# Stated goal
Restate the complete material exactly.

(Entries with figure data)
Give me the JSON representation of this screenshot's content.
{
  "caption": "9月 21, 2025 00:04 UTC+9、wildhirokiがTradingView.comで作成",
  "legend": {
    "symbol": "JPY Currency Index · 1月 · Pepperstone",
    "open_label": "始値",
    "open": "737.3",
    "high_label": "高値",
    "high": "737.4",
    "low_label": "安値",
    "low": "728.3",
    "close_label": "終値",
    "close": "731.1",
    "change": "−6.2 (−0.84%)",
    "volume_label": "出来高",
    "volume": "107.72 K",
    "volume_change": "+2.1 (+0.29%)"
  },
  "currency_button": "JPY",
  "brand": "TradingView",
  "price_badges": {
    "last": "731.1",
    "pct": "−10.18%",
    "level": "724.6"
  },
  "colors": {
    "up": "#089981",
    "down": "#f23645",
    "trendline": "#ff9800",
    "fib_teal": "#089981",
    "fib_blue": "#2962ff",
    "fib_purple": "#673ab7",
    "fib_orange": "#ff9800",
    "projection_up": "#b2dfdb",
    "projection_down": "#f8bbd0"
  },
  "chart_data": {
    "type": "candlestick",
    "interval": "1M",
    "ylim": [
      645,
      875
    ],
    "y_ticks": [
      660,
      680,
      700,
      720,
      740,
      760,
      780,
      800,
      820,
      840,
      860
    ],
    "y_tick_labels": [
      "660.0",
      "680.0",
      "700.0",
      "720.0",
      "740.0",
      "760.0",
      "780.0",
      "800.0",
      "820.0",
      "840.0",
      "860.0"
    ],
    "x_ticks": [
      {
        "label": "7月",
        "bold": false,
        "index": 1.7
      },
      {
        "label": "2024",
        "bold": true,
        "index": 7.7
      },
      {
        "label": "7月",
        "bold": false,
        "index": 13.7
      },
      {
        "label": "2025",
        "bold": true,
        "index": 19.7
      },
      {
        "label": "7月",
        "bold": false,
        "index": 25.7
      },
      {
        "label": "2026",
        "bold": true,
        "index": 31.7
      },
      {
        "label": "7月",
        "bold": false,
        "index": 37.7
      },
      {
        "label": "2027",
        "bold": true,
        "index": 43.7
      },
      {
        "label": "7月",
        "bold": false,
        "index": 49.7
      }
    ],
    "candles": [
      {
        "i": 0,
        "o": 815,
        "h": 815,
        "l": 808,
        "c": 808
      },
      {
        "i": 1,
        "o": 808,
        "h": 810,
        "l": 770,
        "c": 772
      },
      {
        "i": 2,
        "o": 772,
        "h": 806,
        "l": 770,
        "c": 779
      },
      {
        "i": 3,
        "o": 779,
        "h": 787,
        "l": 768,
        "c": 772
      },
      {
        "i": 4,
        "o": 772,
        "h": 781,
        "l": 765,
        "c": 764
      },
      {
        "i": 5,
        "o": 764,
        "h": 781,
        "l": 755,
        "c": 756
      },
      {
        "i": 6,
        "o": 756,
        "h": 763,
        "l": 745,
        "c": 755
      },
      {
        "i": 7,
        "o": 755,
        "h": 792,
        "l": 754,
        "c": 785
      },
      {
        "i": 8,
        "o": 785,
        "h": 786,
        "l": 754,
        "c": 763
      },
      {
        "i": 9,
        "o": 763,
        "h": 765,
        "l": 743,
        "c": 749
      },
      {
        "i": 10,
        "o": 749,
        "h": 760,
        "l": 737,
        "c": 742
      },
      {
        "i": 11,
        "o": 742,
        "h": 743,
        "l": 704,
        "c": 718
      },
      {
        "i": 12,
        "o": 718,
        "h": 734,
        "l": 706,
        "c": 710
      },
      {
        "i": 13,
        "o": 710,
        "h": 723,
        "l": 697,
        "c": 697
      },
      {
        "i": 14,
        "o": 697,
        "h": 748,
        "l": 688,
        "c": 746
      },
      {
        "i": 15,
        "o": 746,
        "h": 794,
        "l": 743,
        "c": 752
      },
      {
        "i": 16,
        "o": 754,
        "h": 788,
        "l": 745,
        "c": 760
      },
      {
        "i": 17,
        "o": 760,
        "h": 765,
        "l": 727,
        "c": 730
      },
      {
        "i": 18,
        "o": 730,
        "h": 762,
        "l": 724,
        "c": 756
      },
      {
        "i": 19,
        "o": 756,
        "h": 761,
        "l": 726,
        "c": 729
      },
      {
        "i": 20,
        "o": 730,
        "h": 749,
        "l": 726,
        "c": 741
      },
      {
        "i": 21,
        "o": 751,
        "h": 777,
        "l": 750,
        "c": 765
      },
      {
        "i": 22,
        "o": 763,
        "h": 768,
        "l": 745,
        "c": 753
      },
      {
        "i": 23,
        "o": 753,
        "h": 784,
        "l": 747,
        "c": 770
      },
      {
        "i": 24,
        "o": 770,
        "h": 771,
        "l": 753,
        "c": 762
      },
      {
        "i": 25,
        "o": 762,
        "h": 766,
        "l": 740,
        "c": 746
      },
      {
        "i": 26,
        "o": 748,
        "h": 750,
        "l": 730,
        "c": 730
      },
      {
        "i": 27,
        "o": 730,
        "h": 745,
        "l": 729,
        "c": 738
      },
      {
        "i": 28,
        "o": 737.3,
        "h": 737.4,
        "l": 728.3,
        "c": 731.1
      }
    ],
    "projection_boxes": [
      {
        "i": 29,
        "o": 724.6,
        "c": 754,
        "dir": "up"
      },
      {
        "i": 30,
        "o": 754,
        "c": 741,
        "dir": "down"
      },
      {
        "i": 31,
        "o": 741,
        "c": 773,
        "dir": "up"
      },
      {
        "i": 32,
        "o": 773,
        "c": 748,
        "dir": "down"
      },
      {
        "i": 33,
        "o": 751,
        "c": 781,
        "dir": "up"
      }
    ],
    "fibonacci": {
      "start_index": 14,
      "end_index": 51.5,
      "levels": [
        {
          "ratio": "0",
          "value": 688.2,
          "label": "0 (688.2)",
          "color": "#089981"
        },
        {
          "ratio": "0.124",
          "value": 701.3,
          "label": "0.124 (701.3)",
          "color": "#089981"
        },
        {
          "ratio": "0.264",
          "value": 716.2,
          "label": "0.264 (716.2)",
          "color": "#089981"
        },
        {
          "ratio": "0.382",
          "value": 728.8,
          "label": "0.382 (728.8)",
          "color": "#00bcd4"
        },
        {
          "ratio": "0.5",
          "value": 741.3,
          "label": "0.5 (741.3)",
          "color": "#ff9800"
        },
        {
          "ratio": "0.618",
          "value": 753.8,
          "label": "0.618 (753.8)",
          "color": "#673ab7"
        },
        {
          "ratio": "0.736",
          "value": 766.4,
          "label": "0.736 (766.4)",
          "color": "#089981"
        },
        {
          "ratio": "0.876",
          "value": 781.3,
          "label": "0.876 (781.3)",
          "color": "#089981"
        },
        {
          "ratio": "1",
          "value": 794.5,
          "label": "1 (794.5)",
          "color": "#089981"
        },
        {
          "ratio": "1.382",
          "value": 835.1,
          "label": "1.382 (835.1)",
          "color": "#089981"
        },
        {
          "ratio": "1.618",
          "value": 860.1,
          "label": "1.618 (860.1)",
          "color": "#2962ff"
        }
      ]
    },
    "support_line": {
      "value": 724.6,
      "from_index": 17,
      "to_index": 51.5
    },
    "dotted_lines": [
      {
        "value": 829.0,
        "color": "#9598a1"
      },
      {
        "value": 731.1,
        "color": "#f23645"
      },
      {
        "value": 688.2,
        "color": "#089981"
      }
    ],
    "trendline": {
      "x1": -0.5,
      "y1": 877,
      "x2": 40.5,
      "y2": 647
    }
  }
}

# Worked solution
Give me the JSON representation of this screenshot's content.
{
  "caption": "9月 21, 2025 00:04 UTC+9、wildhirokiがTradingView.comで作成",
  "legend": {
    "symbol": "JPY Currency Index · 1月 · Pepperstone",
    "open_label": "始値",
    "open": "737.3",
    "high_label": "高値",
    "high": "737.4",
    "low_label": "安値",
    "low": "728.3",
    "close_label": "終値",
    "close": "731.1",
    "change": "−6.2 (−0.84%)",
    "volume_label": "出来高",
    "volume": "107.72 K",
    "volume_change": "+2.1 (+0.29%)"
  },
  "currency_button": "JPY",
  "brand": "TradingView",
  "price_badges": {
    "last": "731.1",
    "pct": "−10.18%",
    "level": "724.6"
  },
  "colors": {
    "up": "#089981",
    "down": "#f23645",
    "trendline": "#ff9800",
    "fib_teal": "#089981",
    "fib_blue": "#2962ff",
    "fib_purple": "#673ab7",
    "fib_orange": "#ff9800",
    "projection_up": "#b2dfdb",
    "projection_down": "#f8bbd0"
  },
  "chart_data": {
    "type": "candlestick",
    "interval": "1M",
    "ylim": [
      645,
      875
    ],
    "y_ticks": [
      660,
      680,
      700,
      720,
      740,
      760,
      780,
      800,
      820,
      840,
      860
    ],
    "y_tick_labels": [
      "660.0",
      "680.0",
      "700.0",
      "720.0",
      "740.0",
      "760.0",
      "780.0",
      "800.0",
      "820.0",
      "840.0",
      "860.0"
    ],
    "x_ticks": [
      {
        "label": "7月",
        "bold": false,
        "index": 1.7
      },
      {
        "label": "2024",
        "bold": true,
        "index": 7.7
      },
      {
        "label": "7月",
        "bold": false,
        "index": 13.7
      },
      {
        "label": "2025",
        "bold": true,
        "index": 19.7
      },
      {
        "label": "7月",
        "bold": false,
        "index": 25.7
      },
      {
        "label": "2026",
        "bold": true,
        "index": 31.7
      },
      {
        "label": "7月",
        "bold": false,
        "index": 37.7
      },
      {
        "label": "2027",
        "bold": true,
        "index": 43.7
      },
      {
        "label": "7月",
        "bold": false,
        "index": 49.7
      }
    ],
    "candles": [
      {
        "i": 0,
        "o": 815,
        "h": 815,
        "l": 808,
        "c": 808
      },
      {
        "i": 1,
        "o": 808,
        "h": 810,
        "l": 770,
        "c": 772
      },
      {
        "i": 2,
        "o": 772,
        "h": 806,
        "l": 770,
        "c": 779
      },
      {
        "i": 3,
        "o": 779,
        "h": 787,
        "l": 768,
        "c": 772
      },
      {
        "i": 4,
        "o": 772,
        "h": 781,
        "l": 765,
        "c": 764
      },
      {
        "i": 5,
        "o": 764,
        "h": 781,
        "l": 755,
        "c": 756
      },
      {
        "i": 6,
        "o": 756,
        "h": 763,
        "l": 745,
        "c": 755
      },
      {
        "i": 7,
        "o": 755,
        "h": 792,
        "l": 754,
        "c": 785
      },
      {
        "i": 8,
        "o": 785,
        "h": 786,
        "l": 754,
        "c": 763
      },
      {
        "i": 9,
        "o": 763,
        "h": 765,
        "l": 743,
        "c": 749
      },
      {
        "i": 10,
        "o": 749,
        "h": 760,
        "l": 737,
        "c": 742
      },
      {
        "i": 11,
        "o": 742,
        "h": 743,
        "l": 704,
        "c": 718
      },
      {
        "i": 12,
        "o": 718,
        "h": 734,
        "l": 706,
        "c": 710
      },
      {
        "i": 13,
        "o": 710,
        "h": 723,
        "l": 697,
        "c": 697
      },
      {
        "i": 14,
        "o": 697,
        "h": 748,
        "l": 688,
        "c": 746
      },
      {
        "i": 15,
        "o": 746,
        "h": 794,
        "l": 743,
        "c": 752
      },
      {
        "i": 16,
        "o": 754,
        "h": 788,
        "l": 745,
        "c": 760
      },
      {
        "i": 17,
        "o": 760,
        "h": 765,
        "l": 727,
        "c": 730
      },
      {
        "i": 18,
        "o": 730,
        "h": 762,
        "l": 724,
        "c": 756
      },
      {
        "i": 19,
        "o": 756,
        "h": 761,
        "l": 726,
        "c": 729
      },
      {
        "i": 20,
        "o": 730,
        "h": 749,
        "l": 726,
        "c": 741
      },
      {
        "i": 21,
        "o": 751,
        "h": 777,
        "l": 750,
        "c": 765
      },
      {
        "i": 22,
        "o": 763,
        "h": 768,
        "l": 745,
        "c": 753
      },
      {
        "i": 23,
        "o": 753,
        "h": 784,
        "l": 747,
        "c": 770
      },
      {
        "i": 24,
        "o": 770,
        "h": 771,
        "l": 753,
        "c": 762
      },
      {
        "i": 25,
        "o": 762,
        "h": 766,
        "l": 740,
        "c": 746
      },
      {
        "i": 26,
        "o": 748,
        "h": 750,
        "l": 730,
        "c": 730
      },
      {
        "i": 27,
        "o": 730,
        "h": 745,
        "l": 729,
        "c": 738
      },
      {
        "i": 28,
        "o": 737.3,
        "h": 737.4,
        "l": 728.3,
        "c": 731.1
      }
    ],
    "projection_boxes": [
      {
        "i": 29,
        "o": 724.6,
        "c": 754,
        "dir": "up"
      },
      {
        "i": 30,
        "o": 754,
        "c": 741,
        "dir": "down"
      },
      {
        "i": 31,
        "o": 741,
        "c": 773,
        "dir": "up"
      },
      {
        "i": 32,
        "o": 773,
        "c": 748,
        "dir": "down"
      },
      {
        "i": 33,
        "o": 751,
        "c": 781,
        "dir": "up"
      }
    ],
    "fibonacci": {
      "start_index": 14,
      "end_index": 51.5,
      "levels": [
        {
          "ratio": "0",
          "value": 688.2,
          "label": "0 (688.2)",
          "color": "#089981"
        },
        {
          "ratio": "0.124",
          "value": 701.3,
          "label": "0.124 (701.3)",
          "color": "#089981"
        },
        {
          "ratio": "0.264",
          "value": 716.2,
          "label": "0.264 (716.2)",
          "color": "#089981"
        },
        {
          "ratio": "0.382",
          "value": 728.8,
          "label": "0.382 (728.8)",
          "color": "#00bcd4"
        },
        {
          "ratio": "0.5",
          "value": 741.3,
          "label": "0.5 (741.3)",
          "color": "#ff9800"
        },
        {
          "ratio": "0.618",
          "value": 753.8,
          "label": "0.618 (753.8)",
          "color": "#673ab7"
        },
        {
          "ratio": "0.736",
          "value": 766.4,
          "label": "0.736 (766.4)",
          "color": "#089981"
        },
        {
          "ratio": "0.876",
          "value": 781.3,
          "label": "0.876 (781.3)",
          "color": "#089981"
        },
        {
          "ratio": "1",
          "value": 794.5,
          "label": "1 (794.5)",
          "color": "#089981"
        },
        {
          "ratio": "1.382",
          "value": 835.1,
          "label": "1.382 (835.1)",
          "color": "#089981"
        },
        {
          "ratio": "1.618",
          "value": 860.1,
          "label": "1.618 (860.1)",
          "color": "#2962ff"
        }
      ]
    },
    "support_line": {
      "value": 724.6,
      "from_index": 17,
      "to_index": 51.5
    },
    "dotted_lines": [
      {
        "value": 829.0,
        "color": "#9598a1"
      },
      {
        "value": 731.1,
        "color": "#f23645"
      },
      {
        "value": 688.2,
        "color": "#089981"
      }
    ],
    "trendline": {
      "x1": -0.5,
      "y1": 877,
      "x2": 40.5,
      "y2": 647
    }
  }
}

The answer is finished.